* **AIM**
Extract and list every line that contains the word "underlying".

======== ENTRIES SHOWN

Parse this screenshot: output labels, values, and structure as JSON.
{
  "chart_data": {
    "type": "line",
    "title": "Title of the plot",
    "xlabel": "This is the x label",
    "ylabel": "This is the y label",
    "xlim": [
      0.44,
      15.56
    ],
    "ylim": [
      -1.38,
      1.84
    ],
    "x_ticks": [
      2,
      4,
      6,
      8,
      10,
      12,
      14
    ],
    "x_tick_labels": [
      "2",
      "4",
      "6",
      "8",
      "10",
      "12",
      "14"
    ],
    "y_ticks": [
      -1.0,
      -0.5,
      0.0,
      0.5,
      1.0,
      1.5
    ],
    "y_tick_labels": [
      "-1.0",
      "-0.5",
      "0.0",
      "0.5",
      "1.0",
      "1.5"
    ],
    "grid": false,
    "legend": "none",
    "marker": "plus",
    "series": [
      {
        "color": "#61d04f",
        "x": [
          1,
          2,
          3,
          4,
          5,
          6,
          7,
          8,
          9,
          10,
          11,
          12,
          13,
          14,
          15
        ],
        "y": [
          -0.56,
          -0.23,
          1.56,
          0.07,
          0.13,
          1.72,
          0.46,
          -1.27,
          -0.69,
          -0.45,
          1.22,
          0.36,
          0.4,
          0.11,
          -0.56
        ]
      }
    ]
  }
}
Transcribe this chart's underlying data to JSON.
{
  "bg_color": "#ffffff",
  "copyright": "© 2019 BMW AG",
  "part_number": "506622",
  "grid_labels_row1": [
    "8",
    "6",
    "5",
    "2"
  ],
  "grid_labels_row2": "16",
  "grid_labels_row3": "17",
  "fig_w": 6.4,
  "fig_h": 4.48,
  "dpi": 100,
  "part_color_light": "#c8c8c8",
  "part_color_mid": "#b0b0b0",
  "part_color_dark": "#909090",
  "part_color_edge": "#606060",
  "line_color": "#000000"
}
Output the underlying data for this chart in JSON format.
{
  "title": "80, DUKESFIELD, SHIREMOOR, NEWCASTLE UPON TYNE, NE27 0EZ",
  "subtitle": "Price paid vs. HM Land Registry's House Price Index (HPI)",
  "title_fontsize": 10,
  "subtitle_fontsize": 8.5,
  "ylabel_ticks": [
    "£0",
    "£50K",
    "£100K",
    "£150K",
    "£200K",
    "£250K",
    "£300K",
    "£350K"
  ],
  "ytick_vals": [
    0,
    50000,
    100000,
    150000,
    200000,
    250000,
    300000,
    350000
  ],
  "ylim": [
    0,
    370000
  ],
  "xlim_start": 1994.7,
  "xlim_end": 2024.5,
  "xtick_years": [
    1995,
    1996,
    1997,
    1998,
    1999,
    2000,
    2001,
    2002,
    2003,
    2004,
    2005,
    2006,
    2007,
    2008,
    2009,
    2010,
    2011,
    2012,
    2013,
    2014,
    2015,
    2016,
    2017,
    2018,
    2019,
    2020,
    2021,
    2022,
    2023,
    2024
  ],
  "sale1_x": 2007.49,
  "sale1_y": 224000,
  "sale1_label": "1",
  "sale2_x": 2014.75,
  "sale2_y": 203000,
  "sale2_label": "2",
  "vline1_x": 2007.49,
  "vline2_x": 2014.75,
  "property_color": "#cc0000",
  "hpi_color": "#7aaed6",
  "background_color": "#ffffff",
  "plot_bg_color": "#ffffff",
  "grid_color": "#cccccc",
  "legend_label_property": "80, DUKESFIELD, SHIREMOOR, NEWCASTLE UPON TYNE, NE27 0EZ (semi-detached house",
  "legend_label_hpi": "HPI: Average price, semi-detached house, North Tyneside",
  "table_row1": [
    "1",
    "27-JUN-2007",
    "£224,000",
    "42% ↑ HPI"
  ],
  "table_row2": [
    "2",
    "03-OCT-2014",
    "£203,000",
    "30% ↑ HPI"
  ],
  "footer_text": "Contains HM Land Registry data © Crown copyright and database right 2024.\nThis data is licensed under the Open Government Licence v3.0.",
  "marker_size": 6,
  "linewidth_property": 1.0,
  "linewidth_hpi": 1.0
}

================

* **ANSWER TO THE PROBLEM**
Transcribe this chart's underlying data to JSON.
Output the underlying data for this chart in JSON format.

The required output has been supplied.